Find the lines with "методология" in them and copy them out.
··········
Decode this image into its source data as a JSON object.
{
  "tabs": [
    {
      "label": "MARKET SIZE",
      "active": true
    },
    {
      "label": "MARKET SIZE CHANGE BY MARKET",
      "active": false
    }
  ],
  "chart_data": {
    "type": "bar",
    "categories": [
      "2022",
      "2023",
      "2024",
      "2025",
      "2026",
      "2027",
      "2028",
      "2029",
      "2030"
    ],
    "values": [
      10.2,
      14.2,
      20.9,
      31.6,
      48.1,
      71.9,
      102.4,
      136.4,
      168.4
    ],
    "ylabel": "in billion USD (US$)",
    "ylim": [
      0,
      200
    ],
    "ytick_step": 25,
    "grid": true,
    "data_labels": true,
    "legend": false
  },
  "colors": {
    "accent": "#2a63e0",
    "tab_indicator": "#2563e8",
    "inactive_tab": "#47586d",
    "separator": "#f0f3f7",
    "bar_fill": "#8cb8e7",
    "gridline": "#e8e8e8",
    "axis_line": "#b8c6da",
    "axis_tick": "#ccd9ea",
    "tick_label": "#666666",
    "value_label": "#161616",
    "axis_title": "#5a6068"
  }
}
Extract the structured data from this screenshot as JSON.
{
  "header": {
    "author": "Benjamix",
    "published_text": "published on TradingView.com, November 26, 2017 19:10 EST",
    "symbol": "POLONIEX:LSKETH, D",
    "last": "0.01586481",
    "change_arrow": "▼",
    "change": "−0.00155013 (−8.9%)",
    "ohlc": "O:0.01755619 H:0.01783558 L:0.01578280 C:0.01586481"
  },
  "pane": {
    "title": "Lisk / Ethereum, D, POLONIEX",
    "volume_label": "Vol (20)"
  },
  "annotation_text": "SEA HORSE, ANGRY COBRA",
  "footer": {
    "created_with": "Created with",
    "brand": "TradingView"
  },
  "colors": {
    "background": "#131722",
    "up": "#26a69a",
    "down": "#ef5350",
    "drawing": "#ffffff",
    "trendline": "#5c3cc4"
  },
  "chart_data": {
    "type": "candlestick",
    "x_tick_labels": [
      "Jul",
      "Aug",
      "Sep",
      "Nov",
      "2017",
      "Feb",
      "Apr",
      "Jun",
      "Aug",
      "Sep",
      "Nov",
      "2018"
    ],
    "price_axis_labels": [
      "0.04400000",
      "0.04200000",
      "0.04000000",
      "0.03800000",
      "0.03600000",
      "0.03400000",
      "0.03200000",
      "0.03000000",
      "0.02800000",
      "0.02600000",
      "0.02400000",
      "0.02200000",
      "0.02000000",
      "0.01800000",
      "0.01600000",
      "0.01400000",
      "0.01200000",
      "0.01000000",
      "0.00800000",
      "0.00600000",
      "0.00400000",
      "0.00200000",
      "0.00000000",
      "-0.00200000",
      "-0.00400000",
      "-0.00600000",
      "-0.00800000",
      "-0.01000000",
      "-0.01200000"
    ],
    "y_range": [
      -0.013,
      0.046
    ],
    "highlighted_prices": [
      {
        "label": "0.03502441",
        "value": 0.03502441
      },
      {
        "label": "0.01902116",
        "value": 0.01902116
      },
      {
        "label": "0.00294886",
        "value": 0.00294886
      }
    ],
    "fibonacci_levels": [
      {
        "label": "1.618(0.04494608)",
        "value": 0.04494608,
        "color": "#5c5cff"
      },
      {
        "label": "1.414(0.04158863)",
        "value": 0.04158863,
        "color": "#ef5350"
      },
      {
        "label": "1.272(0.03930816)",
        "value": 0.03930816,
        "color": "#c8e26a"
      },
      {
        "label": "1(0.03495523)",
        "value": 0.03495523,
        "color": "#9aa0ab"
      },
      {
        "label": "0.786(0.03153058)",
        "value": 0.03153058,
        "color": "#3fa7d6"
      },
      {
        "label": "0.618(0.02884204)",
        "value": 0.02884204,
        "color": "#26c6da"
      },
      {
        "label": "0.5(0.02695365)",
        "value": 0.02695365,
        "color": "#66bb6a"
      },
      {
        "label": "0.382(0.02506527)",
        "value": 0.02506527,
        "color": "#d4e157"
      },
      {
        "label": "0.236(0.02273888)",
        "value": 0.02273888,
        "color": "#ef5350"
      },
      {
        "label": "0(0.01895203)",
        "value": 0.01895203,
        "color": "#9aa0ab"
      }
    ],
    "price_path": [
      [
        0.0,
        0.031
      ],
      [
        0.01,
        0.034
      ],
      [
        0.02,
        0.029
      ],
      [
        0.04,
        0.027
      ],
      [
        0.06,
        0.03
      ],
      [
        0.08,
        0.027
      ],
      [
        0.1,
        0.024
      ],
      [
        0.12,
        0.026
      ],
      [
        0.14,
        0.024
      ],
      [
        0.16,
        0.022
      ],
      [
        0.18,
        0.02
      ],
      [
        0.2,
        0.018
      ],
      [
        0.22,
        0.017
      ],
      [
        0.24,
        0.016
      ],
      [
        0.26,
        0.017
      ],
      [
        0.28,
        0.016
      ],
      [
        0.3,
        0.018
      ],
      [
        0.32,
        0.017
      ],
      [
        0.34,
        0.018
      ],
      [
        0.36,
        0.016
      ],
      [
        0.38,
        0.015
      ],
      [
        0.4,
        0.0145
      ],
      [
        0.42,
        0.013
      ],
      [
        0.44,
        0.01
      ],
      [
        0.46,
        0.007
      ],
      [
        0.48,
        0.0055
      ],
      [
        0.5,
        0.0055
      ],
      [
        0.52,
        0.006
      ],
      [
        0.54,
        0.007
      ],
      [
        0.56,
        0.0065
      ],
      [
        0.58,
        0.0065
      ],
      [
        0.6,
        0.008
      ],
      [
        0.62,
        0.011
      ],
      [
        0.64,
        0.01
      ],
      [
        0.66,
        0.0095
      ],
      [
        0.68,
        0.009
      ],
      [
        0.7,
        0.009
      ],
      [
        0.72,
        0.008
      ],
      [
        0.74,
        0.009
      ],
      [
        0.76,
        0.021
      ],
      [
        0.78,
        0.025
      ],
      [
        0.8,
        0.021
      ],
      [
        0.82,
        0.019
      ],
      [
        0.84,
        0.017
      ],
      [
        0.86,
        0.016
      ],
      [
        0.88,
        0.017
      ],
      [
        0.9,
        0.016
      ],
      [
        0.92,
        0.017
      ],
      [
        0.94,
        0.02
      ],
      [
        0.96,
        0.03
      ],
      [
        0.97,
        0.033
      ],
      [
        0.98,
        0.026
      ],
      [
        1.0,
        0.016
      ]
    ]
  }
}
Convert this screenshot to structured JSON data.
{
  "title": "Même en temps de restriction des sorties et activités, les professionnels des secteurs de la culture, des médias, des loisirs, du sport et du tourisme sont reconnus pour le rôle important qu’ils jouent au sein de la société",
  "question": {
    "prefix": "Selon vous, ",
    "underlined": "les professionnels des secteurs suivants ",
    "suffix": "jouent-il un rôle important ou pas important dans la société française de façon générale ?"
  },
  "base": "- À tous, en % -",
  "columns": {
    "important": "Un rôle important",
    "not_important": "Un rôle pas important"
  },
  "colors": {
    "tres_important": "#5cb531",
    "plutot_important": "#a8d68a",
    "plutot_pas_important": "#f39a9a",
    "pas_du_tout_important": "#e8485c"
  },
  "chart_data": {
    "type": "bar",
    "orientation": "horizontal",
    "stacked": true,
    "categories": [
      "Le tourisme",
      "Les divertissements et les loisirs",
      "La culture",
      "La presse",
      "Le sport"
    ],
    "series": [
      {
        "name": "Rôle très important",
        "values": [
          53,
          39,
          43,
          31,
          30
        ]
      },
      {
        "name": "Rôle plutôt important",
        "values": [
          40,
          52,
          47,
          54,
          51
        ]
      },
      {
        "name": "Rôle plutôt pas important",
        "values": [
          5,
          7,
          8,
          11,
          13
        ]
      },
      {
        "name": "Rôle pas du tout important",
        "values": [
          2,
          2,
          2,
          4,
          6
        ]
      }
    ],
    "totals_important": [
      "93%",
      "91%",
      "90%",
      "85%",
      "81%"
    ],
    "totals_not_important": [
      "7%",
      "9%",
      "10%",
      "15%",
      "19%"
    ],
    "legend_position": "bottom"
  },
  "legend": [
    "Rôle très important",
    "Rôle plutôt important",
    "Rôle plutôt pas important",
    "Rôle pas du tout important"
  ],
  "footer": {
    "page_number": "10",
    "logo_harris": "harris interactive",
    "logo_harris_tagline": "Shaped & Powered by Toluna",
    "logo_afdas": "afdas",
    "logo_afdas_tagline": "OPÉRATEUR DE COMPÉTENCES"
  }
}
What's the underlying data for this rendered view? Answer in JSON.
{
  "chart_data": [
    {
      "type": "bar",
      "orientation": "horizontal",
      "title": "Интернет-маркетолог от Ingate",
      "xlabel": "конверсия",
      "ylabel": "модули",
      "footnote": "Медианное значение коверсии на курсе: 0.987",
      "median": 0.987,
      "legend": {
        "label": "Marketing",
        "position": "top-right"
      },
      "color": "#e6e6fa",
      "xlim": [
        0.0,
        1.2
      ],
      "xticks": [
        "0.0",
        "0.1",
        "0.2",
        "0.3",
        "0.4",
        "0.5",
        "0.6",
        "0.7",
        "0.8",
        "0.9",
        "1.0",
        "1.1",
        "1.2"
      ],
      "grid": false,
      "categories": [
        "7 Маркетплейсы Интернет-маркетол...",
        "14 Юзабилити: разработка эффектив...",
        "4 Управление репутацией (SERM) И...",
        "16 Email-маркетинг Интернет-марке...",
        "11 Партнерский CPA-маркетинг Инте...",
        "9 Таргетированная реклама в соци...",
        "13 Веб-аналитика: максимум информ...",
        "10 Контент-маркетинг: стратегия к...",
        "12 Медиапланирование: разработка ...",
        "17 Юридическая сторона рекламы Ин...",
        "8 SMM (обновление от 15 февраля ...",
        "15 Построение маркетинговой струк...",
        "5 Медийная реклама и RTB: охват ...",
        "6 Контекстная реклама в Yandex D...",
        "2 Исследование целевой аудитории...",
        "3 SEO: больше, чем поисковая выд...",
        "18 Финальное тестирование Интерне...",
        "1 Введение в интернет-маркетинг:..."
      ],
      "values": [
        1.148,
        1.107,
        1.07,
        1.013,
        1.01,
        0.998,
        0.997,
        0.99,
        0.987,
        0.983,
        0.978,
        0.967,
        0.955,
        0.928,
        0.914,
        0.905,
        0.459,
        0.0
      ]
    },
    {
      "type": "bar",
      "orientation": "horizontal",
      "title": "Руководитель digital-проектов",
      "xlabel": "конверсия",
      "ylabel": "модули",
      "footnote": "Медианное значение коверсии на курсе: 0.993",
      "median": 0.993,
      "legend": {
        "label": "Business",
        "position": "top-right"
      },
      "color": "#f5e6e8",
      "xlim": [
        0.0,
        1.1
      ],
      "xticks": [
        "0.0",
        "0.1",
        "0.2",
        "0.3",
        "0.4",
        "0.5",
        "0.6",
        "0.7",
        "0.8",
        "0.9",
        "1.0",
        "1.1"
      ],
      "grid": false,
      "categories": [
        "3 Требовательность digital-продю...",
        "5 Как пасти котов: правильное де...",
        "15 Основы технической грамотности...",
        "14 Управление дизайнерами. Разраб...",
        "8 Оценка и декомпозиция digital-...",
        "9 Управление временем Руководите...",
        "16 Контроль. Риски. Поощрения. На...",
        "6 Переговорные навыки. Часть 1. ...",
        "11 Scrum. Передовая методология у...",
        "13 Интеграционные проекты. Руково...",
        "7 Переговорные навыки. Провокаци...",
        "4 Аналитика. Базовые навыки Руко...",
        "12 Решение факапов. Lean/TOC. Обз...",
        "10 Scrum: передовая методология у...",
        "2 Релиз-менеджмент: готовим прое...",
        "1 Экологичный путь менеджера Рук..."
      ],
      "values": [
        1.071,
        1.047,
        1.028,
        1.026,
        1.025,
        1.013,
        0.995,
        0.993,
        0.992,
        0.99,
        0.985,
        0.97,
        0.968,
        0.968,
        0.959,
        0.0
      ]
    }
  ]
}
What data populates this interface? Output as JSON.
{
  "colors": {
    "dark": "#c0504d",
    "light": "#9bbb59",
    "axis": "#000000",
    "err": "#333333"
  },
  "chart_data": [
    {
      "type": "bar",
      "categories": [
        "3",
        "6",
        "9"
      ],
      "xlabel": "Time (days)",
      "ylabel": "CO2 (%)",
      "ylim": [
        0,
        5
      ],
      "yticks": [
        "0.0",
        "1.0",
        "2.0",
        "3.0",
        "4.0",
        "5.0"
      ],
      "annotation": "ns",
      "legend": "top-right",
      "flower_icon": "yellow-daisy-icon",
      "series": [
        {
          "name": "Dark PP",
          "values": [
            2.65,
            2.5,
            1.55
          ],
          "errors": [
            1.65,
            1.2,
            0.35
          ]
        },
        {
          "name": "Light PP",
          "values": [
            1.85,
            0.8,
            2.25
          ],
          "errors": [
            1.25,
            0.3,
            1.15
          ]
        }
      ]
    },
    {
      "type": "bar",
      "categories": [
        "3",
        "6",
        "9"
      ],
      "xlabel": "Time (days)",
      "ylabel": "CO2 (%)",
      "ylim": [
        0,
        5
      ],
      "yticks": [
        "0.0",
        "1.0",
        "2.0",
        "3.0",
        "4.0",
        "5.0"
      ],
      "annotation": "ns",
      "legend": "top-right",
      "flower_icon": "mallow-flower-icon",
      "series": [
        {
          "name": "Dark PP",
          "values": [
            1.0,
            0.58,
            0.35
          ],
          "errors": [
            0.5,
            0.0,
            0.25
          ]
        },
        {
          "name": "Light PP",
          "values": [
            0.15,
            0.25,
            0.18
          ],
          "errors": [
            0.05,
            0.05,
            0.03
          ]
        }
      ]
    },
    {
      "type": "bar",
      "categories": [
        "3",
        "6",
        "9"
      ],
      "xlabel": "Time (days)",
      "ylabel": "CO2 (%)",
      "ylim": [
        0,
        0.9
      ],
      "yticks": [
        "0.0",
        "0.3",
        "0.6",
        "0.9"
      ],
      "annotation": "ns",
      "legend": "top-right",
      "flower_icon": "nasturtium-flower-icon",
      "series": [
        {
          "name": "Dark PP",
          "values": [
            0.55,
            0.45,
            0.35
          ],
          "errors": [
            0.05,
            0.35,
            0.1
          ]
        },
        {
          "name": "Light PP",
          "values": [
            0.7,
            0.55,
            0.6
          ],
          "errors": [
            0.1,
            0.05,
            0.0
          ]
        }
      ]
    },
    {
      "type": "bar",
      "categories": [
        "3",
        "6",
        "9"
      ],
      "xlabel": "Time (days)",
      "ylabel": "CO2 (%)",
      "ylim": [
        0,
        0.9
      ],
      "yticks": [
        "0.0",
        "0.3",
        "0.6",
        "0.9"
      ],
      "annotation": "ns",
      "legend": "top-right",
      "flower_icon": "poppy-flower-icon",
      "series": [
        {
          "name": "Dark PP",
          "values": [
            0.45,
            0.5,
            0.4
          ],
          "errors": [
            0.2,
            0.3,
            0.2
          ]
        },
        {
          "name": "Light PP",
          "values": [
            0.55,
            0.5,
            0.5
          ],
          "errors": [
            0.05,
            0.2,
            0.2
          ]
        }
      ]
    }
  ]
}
··········
(Task solution)
        "11 Scrum. Передовая методология у...",
        "10 Scrum: передовая методология у...",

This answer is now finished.